— Given data —
========

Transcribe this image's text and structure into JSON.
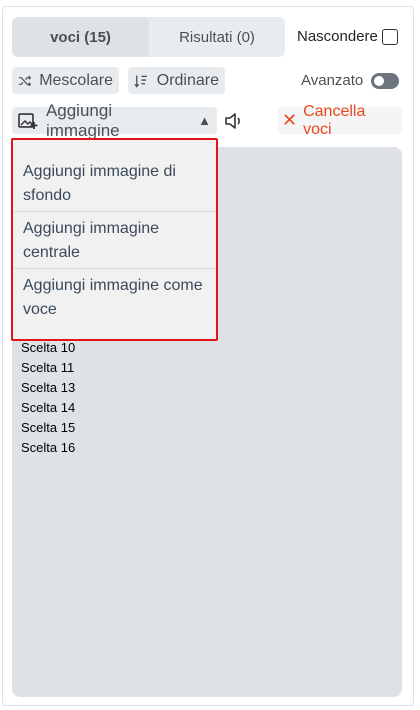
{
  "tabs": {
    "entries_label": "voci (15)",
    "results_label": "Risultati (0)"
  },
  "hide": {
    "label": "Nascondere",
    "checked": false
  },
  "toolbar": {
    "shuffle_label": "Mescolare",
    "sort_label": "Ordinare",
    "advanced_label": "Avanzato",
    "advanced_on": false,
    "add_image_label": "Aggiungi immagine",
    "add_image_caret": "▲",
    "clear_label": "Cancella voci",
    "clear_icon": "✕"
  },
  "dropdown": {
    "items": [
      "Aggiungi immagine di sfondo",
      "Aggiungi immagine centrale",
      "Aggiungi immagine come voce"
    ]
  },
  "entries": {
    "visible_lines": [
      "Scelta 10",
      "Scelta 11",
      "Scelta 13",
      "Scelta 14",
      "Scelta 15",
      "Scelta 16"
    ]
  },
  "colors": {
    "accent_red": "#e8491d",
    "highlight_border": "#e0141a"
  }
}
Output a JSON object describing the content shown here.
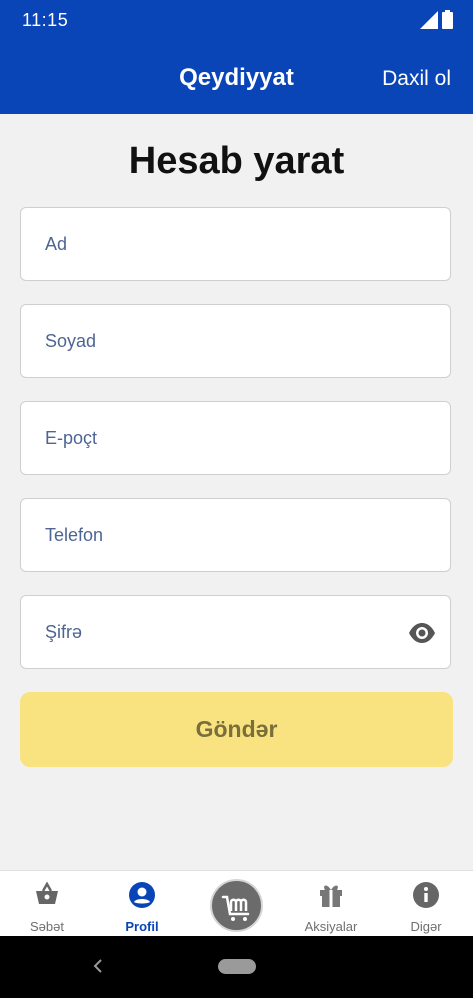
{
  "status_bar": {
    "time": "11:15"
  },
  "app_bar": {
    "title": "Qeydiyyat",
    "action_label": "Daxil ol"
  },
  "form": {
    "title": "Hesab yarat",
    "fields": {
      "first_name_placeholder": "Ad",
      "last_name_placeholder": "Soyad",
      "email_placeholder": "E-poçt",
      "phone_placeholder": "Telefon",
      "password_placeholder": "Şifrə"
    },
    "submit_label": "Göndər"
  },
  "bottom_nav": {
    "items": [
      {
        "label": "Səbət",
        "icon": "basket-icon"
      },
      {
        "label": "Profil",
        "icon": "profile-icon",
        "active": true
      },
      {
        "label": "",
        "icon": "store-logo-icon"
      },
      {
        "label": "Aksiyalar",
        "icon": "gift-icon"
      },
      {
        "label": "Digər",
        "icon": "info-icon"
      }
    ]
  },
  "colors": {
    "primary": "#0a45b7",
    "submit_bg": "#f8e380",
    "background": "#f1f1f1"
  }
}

========

Check each line of the records for the word "JSON" and extract those that contain it.

— Correct result —
Transcribe this image's text and structure into JSON.
Output a JSON object describing the content shown here.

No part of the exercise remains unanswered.